- DATASET -

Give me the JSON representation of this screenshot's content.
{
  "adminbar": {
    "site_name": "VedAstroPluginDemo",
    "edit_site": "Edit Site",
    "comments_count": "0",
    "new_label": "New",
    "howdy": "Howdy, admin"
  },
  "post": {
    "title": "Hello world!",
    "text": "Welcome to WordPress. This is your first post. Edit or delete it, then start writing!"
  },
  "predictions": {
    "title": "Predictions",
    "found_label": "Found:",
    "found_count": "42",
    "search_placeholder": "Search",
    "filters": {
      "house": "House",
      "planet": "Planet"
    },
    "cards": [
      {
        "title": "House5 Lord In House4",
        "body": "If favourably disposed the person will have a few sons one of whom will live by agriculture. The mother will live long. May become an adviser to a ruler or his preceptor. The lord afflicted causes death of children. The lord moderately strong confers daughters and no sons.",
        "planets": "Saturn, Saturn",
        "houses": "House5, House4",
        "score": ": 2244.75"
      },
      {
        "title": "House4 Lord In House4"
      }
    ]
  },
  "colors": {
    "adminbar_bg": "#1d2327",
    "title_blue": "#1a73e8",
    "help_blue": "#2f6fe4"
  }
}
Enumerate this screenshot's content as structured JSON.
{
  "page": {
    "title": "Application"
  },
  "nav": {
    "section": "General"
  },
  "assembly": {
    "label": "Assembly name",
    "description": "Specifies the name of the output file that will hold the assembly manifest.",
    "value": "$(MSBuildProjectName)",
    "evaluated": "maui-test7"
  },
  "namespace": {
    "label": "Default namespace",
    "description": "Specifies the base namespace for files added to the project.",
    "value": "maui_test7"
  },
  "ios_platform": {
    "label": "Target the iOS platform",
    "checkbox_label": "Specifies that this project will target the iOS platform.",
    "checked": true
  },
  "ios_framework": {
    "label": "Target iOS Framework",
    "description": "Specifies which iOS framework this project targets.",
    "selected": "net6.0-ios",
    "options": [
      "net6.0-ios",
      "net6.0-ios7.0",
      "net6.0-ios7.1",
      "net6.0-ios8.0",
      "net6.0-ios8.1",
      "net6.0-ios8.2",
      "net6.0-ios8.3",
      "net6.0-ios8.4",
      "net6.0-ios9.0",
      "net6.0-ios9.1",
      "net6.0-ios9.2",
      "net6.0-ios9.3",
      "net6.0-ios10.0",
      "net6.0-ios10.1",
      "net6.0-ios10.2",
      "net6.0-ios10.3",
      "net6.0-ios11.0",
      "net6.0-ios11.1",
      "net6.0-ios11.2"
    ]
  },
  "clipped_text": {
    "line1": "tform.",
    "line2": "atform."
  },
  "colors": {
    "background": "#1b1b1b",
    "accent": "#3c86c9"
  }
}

- GIVEN PROBLEM -
Exactly as shown above, return every record.

- WORKED SOLUTION -
Give me the JSON representation of this screenshot's content.
{
  "adminbar": {
    "site_name": "VedAstroPluginDemo",
    "edit_site": "Edit Site",
    "comments_count": "0",
    "new_label": "New",
    "howdy": "Howdy, admin"
  },
  "post": {
    "title": "Hello world!",
    "text": "Welcome to WordPress. This is your first post. Edit or delete it, then start writing!"
  },
  "predictions": {
    "title": "Predictions",
    "found_label": "Found:",
    "found_count": "42",
    "search_placeholder": "Search",
    "filters": {
      "house": "House",
      "planet": "Planet"
    },
    "cards": [
      {
        "title": "House5 Lord In House4",
        "body": "If favourably disposed the person will have a few sons one of whom will live by agriculture. The mother will live long. May become an adviser to a ruler or his preceptor. The lord afflicted causes death of children. The lord moderately strong confers daughters and no sons.",
        "planets": "Saturn, Saturn",
        "houses": "House5, House4",
        "score": ": 2244.75"
      },
      {
        "title": "House4 Lord In House4"
      }
    ]
  },
  "colors": {
    "adminbar_bg": "#1d2327",
    "title_blue": "#1a73e8",
    "help_blue": "#2f6fe4"
  }
}
Enumerate this screenshot's content as structured JSON.
{
  "page": {
    "title": "Application"
  },
  "nav": {
    "section": "General"
  },
  "assembly": {
    "label": "Assembly name",
    "description": "Specifies the name of the output file that will hold the assembly manifest.",
    "value": "$(MSBuildProjectName)",
    "evaluated": "maui-test7"
  },
  "namespace": {
    "label": "Default namespace",
    "description": "Specifies the base namespace for files added to the project.",
    "value": "maui_test7"
  },
  "ios_platform": {
    "label": "Target the iOS platform",
    "checkbox_label": "Specifies that this project will target the iOS platform.",
    "checked": true
  },
  "ios_framework": {
    "label": "Target iOS Framework",
    "description": "Specifies which iOS framework this project targets.",
    "selected": "net6.0-ios",
    "options": [
      "net6.0-ios",
      "net6.0-ios7.0",
      "net6.0-ios7.1",
      "net6.0-ios8.0",
      "net6.0-ios8.1",
      "net6.0-ios8.2",
      "net6.0-ios8.3",
      "net6.0-ios8.4",
      "net6.0-ios9.0",
      "net6.0-ios9.1",
      "net6.0-ios9.2",
      "net6.0-ios9.3",
      "net6.0-ios10.0",
      "net6.0-ios10.1",
      "net6.0-ios10.2",
      "net6.0-ios10.3",
      "net6.0-ios11.0",
      "net6.0-ios11.1",
      "net6.0-ios11.2"
    ]
  },
  "clipped_text": {
    "line1": "tform.",
    "line2": "atform."
  },
  "colors": {
    "background": "#1b1b1b",
    "accent": "#3c86c9"
  }
}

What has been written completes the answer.